RAW DATA:

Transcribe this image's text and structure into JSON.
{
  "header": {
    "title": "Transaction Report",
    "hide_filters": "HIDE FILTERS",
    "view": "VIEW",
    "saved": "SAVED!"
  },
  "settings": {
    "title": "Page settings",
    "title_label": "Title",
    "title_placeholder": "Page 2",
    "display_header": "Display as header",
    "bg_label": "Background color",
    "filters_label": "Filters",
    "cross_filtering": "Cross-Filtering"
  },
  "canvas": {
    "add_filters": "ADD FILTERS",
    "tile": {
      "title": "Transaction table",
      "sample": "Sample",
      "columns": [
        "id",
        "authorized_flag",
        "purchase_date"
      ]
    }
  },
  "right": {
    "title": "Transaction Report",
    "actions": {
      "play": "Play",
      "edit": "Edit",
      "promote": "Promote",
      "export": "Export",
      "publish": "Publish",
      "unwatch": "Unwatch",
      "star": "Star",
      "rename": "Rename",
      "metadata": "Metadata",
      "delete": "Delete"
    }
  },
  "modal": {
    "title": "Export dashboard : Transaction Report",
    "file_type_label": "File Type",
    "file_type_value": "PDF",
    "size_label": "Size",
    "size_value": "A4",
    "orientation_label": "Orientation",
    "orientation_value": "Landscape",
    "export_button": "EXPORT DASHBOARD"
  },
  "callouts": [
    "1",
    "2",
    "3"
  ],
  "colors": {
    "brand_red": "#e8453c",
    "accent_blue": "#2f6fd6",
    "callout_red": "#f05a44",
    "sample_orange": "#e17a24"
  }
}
---
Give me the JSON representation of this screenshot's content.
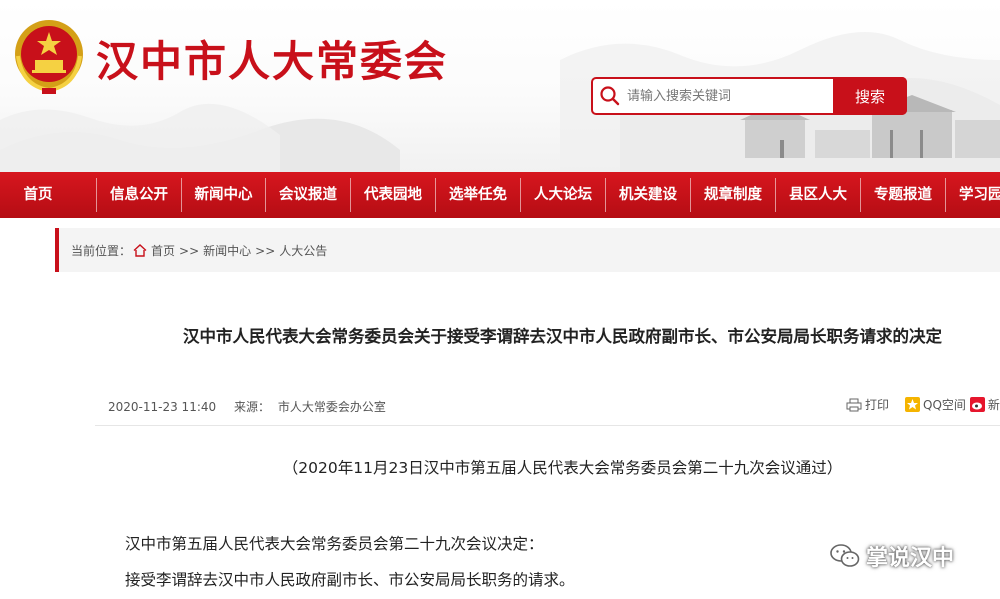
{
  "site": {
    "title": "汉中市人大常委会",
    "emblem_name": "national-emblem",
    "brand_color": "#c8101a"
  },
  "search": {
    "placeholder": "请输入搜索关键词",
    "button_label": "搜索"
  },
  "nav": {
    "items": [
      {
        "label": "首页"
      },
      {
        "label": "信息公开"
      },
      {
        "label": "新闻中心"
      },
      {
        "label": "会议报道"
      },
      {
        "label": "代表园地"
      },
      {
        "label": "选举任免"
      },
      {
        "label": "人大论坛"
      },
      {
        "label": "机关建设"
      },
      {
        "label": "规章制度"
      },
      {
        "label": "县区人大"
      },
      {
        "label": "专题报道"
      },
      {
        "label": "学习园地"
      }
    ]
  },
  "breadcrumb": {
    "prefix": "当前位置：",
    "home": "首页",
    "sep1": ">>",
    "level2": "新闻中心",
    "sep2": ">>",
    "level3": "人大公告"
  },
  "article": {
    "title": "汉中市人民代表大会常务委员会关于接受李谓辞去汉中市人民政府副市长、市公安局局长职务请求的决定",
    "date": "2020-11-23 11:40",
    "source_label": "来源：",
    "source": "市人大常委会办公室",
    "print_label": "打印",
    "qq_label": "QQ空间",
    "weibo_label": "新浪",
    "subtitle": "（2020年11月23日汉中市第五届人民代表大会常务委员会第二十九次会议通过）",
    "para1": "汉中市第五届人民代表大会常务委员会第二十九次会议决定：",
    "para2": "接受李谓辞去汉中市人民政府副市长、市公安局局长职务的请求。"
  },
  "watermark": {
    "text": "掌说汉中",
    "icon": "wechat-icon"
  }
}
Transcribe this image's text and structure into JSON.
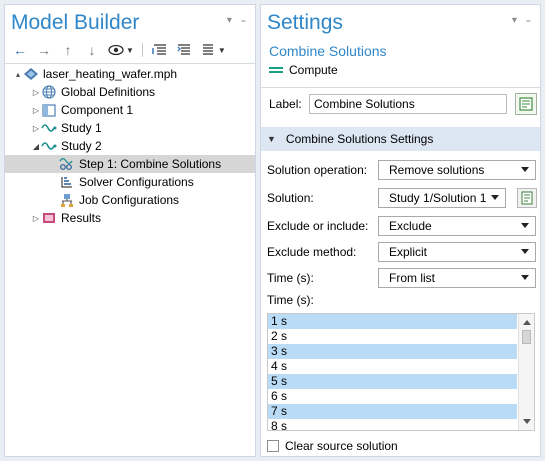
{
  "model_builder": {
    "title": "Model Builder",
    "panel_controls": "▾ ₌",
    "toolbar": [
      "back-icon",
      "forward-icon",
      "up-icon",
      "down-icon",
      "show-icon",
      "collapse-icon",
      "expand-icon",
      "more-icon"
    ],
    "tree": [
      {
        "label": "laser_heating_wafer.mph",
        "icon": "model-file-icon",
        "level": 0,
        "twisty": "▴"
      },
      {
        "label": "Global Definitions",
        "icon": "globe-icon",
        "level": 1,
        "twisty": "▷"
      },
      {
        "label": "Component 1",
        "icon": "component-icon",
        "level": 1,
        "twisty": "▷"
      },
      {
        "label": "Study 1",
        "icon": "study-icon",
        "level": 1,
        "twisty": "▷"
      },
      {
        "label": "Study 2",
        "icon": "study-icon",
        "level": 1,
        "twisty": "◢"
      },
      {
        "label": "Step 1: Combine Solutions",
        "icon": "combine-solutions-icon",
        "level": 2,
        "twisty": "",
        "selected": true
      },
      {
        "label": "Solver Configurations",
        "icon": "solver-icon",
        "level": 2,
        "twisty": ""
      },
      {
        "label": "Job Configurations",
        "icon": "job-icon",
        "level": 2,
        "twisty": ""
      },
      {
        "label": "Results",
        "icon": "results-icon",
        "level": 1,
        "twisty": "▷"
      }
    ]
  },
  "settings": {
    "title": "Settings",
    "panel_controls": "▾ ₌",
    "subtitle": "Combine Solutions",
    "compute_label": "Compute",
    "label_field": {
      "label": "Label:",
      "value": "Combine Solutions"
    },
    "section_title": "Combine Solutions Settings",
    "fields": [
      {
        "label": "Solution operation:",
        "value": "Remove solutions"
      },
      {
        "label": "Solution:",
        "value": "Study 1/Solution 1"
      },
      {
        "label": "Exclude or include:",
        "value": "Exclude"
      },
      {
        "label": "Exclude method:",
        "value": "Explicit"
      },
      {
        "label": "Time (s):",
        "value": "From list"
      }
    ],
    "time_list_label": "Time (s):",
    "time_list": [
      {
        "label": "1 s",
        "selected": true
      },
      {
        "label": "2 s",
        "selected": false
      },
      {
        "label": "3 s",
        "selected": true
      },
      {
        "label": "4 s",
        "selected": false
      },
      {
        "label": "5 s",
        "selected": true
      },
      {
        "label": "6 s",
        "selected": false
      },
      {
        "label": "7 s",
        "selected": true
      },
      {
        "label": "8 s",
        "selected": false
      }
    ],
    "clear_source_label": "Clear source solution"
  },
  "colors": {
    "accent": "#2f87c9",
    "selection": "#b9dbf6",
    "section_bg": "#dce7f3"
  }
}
...
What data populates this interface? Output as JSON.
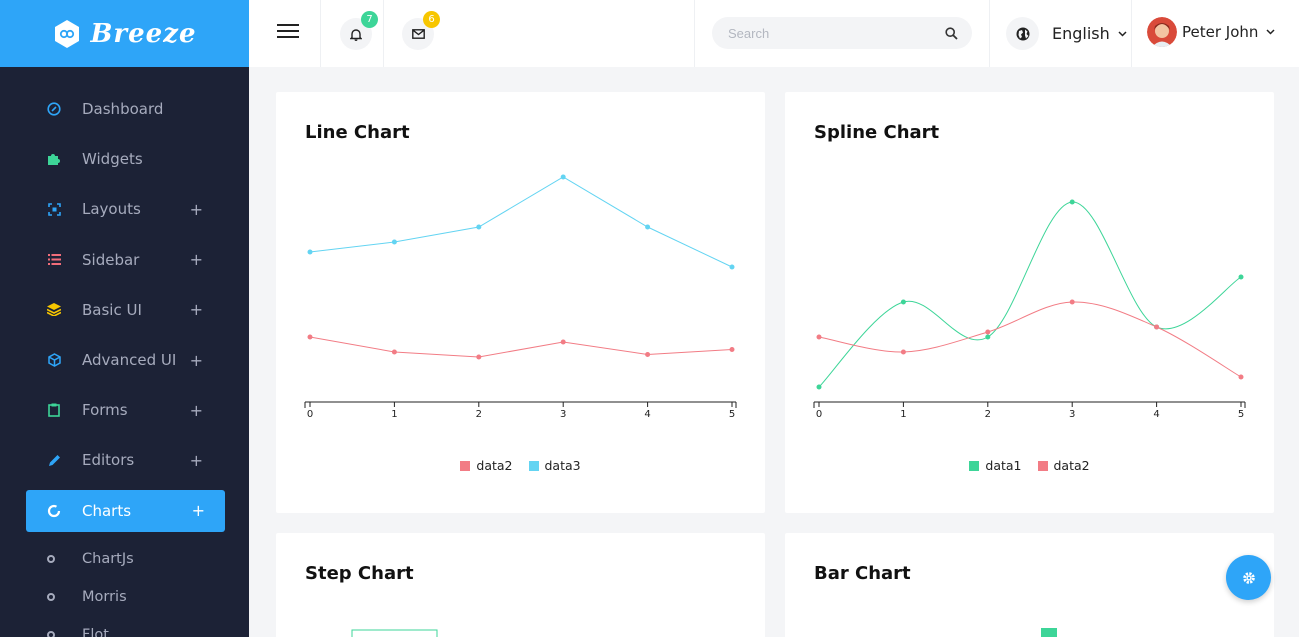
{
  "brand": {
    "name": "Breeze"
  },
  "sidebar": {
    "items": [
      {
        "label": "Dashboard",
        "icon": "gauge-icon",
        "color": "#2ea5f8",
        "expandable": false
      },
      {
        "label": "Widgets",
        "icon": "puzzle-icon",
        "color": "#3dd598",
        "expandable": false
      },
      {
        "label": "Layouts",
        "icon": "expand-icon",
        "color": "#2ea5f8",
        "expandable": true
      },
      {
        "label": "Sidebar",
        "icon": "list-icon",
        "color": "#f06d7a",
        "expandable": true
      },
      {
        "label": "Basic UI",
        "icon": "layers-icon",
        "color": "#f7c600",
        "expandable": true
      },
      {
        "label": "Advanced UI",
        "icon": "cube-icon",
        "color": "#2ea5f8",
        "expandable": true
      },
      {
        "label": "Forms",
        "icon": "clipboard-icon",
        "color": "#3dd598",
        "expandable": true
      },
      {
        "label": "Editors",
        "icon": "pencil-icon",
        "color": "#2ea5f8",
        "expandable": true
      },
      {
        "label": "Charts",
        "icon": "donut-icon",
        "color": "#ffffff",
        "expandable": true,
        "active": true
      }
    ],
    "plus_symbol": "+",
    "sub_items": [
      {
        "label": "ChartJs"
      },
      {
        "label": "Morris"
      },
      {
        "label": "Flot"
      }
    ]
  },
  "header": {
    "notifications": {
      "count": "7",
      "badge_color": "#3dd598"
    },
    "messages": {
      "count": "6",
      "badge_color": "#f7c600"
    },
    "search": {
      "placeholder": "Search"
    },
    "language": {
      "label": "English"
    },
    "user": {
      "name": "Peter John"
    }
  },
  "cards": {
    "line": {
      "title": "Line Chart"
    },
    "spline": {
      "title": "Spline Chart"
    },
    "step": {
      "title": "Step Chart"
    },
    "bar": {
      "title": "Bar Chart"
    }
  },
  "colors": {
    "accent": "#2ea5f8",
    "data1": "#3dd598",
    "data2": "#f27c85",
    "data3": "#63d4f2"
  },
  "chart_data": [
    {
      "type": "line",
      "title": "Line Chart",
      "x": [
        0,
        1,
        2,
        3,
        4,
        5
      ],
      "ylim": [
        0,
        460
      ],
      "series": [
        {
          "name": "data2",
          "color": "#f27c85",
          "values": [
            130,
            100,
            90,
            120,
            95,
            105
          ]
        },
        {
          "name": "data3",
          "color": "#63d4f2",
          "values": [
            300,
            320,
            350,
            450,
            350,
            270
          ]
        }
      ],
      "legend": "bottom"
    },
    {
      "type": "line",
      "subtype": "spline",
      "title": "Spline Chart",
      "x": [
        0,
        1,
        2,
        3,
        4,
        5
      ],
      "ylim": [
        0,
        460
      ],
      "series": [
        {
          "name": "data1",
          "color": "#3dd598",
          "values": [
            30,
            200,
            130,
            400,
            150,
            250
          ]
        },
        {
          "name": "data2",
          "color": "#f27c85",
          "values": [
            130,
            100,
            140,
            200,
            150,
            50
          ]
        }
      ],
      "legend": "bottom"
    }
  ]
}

THE REQUEST: Report the count of lines in the entries that contain the string "Exclude", and nothing besides it.

FINISHED ANSWER: 3